#### [Written request]
Could you quote, exactly as they stand, the lines running from the one with "Output the text content of this document." to the final line of the material?

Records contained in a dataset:
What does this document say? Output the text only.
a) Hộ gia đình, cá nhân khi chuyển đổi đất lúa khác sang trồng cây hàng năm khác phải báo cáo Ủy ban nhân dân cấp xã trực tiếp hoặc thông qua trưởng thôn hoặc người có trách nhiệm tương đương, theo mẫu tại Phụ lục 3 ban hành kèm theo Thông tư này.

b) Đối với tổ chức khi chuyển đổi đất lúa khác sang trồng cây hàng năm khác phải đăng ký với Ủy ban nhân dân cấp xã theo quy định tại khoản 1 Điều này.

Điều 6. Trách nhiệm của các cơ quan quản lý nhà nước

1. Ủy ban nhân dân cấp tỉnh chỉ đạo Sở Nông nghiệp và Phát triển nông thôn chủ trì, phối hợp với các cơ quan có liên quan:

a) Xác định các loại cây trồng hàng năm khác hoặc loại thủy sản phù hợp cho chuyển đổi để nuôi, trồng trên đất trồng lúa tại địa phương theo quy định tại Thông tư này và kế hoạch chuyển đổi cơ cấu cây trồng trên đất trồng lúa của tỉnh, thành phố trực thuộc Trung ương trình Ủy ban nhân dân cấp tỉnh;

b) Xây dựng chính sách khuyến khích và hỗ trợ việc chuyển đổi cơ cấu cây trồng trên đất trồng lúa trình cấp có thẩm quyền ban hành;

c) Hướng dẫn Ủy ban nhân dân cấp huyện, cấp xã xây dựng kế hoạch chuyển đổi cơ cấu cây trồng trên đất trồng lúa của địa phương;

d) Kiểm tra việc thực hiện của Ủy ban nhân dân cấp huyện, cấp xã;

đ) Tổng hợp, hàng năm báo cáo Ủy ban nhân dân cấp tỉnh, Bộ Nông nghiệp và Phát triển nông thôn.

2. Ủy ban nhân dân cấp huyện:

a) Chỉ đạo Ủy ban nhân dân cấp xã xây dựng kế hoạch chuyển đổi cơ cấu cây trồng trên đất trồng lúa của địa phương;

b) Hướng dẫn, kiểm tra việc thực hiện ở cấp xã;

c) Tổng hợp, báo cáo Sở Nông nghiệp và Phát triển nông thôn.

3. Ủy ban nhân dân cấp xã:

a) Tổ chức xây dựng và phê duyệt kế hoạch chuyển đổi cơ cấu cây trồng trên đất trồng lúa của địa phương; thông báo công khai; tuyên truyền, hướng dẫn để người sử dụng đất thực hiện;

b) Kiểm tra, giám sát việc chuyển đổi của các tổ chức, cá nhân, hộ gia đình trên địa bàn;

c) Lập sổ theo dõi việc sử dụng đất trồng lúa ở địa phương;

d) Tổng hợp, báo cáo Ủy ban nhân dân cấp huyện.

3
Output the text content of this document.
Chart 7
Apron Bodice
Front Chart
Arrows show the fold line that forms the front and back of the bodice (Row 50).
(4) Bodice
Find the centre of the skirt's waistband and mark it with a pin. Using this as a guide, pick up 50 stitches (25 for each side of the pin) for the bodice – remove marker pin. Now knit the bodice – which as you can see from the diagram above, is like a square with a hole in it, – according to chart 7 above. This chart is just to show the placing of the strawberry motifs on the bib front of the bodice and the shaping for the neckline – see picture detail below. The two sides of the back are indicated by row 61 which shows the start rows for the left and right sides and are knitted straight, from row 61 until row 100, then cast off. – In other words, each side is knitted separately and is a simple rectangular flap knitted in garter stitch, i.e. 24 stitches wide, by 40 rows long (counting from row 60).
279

#### [Answer below]
Output the text content of this document.
Chart 7
Apron Bodice
Front Chart
Arrows show the fold line that forms the front and back of the bodice (Row 50).
(4) Bodice
Find the centre of the skirt's waistband and mark it with a pin. Using this as a guide, pick up 50 stitches (25 for each side of the pin) for the bodice – remove marker pin. Now knit the bodice – which as you can see from the diagram above, is like a square with a hole in it, – according to chart 7 above. This chart is just to show the placing of the strawberry motifs on the bib front of the bodice and the shaping for the neckline – see picture detail below. The two sides of the back are indicated by row 61 which shows the start rows for the left and right sides and are knitted straight, from row 61 until row 100, then cast off. – In other words, each side is knitted separately and is a simple rectangular flap knitted in garter stitch, i.e. 24 stitches wide, by 40 rows long (counting from row 60).
279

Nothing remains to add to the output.